== THE DATA
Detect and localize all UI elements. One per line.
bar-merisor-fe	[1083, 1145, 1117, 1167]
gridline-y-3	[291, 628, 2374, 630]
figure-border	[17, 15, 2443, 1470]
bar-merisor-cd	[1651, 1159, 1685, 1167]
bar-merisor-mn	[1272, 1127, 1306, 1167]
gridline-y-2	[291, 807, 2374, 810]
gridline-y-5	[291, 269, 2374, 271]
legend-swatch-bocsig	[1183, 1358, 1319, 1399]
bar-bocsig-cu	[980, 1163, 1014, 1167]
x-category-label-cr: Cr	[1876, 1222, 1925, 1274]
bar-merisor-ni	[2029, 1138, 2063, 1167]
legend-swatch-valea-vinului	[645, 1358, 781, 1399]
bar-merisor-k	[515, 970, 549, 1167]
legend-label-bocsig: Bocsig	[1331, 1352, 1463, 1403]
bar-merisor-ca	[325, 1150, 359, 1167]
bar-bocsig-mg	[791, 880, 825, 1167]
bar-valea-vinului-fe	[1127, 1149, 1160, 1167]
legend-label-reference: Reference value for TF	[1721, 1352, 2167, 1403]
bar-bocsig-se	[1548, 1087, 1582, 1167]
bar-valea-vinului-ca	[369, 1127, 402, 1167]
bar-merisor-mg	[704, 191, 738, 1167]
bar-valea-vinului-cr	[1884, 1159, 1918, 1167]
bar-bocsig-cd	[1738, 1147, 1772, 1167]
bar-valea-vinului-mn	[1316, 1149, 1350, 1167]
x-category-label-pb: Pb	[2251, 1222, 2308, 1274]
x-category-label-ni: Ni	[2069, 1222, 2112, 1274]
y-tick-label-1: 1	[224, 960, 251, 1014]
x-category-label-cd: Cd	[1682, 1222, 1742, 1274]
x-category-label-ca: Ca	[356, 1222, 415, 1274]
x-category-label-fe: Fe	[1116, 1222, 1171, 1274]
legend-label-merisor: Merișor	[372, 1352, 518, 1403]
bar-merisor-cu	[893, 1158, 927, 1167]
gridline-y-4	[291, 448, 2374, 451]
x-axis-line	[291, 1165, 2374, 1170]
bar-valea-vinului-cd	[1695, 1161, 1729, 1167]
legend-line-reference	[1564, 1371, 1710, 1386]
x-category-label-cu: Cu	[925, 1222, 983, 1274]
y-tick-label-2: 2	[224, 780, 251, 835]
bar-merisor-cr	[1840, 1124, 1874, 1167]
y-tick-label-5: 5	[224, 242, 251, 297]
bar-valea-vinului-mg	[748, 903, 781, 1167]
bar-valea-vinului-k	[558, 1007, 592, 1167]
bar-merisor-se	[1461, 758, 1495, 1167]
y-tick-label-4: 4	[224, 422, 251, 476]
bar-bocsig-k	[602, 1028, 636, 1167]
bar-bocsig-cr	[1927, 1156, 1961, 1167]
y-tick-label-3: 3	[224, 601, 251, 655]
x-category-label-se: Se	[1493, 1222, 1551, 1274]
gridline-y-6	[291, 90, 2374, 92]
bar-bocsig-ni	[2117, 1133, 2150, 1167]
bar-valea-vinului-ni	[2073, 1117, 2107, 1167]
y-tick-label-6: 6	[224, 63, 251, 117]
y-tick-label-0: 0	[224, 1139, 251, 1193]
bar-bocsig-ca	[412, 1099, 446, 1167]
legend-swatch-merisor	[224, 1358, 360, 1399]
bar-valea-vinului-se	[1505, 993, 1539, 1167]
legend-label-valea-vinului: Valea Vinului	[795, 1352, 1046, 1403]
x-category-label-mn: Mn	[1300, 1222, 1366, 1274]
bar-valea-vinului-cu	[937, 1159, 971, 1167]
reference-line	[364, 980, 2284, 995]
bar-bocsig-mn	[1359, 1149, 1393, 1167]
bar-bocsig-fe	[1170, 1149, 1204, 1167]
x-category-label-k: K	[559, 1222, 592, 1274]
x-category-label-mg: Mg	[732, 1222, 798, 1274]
====
WORK INSTRUCTIONS
Rewrite all of the rows above as a numbered list, leaving out any blank lines.

RESPONSE
1. Detect and localize all UI elements. One per line.
2. bar-merisor-fe	[1083, 1145, 1117, 1167]
3. gridline-y-3	[291, 628, 2374, 630]
4. figure-border	[17, 15, 2443, 1470]
5. bar-merisor-cd	[1651, 1159, 1685, 1167]
6. bar-merisor-mn	[1272, 1127, 1306, 1167]
7. gridline-y-2	[291, 807, 2374, 810]
8. gridline-y-5	[291, 269, 2374, 271]
9. legend-swatch-bocsig	[1183, 1358, 1319, 1399]
10. bar-bocsig-cu	[980, 1163, 1014, 1167]
11. x-category-label-cr: Cr	[1876, 1222, 1925, 1274]
12. bar-merisor-ni	[2029, 1138, 2063, 1167]
13. legend-swatch-valea-vinului	[645, 1358, 781, 1399]
14. bar-merisor-k	[515, 970, 549, 1167]
15. legend-label-bocsig: Bocsig	[1331, 1352, 1463, 1403]
16. bar-merisor-ca	[325, 1150, 359, 1167]
17. bar-bocsig-mg	[791, 880, 825, 1167]
18. bar-valea-vinului-fe	[1127, 1149, 1160, 1167]
19. legend-label-reference: Reference value for TF	[1721, 1352, 2167, 1403]
20. bar-bocsig-se	[1548, 1087, 1582, 1167]
21. bar-valea-vinului-ca	[369, 1127, 402, 1167]
22. bar-merisor-mg	[704, 191, 738, 1167]
23. bar-valea-vinului-cr	[1884, 1159, 1918, 1167]
24. bar-bocsig-cd	[1738, 1147, 1772, 1167]
25. bar-valea-vinului-mn	[1316, 1149, 1350, 1167]
26. x-category-label-pb: Pb	[2251, 1222, 2308, 1274]
27. x-category-label-ni: Ni	[2069, 1222, 2112, 1274]
28. y-tick-label-1: 1	[224, 960, 251, 1014]
29. x-category-label-cd: Cd	[1682, 1222, 1742, 1274]
30. x-category-label-ca: Ca	[356, 1222, 415, 1274]
31. x-category-label-fe: Fe	[1116, 1222, 1171, 1274]
32. legend-label-merisor: Merișor	[372, 1352, 518, 1403]
33. bar-merisor-cu	[893, 1158, 927, 1167]
34. gridline-y-4	[291, 448, 2374, 451]
35. x-axis-line	[291, 1165, 2374, 1170]
36. bar-valea-vinului-cd	[1695, 1161, 1729, 1167]
37. legend-line-reference	[1564, 1371, 1710, 1386]
38. x-category-label-cu: Cu	[925, 1222, 983, 1274]
39. y-tick-label-2: 2	[224, 780, 251, 835]
40. bar-merisor-cr	[1840, 1124, 1874, 1167]
41. y-tick-label-5: 5	[224, 242, 251, 297]
42. bar-valea-vinului-mg	[748, 903, 781, 1167]
43. bar-valea-vinului-k	[558, 1007, 592, 1167]
44. bar-merisor-se	[1461, 758, 1495, 1167]
45. y-tick-label-4: 4	[224, 422, 251, 476]
46. bar-bocsig-k	[602, 1028, 636, 1167]
47. bar-bocsig-cr	[1927, 1156, 1961, 1167]
48. y-tick-label-3: 3	[224, 601, 251, 655]
49. x-category-label-se: Se	[1493, 1222, 1551, 1274]
50. gridline-y-6	[291, 90, 2374, 92]
51. bar-bocsig-ni	[2117, 1133, 2150, 1167]
52. bar-valea-vinului-ni	[2073, 1117, 2107, 1167]
53. y-tick-label-6: 6	[224, 63, 251, 117]
54. y-tick-label-0: 0	[224, 1139, 251, 1193]
55. bar-bocsig-ca	[412, 1099, 446, 1167]
56. legend-swatch-merisor	[224, 1358, 360, 1399]
57. bar-valea-vinului-se	[1505, 993, 1539, 1167]
58. legend-label-valea-vinului: Valea Vinului	[795, 1352, 1046, 1403]
59. x-category-label-mn: Mn	[1300, 1222, 1366, 1274]
60. bar-valea-vinului-cu	[937, 1159, 971, 1167]
61. reference-line	[364, 980, 2284, 995]
62. bar-bocsig-mn	[1359, 1149, 1393, 1167]
63. bar-bocsig-fe	[1170, 1149, 1204, 1167]
64. x-category-label-k: K	[559, 1222, 592, 1274]
65. x-category-label-mg: Mg	[732, 1222, 798, 1274]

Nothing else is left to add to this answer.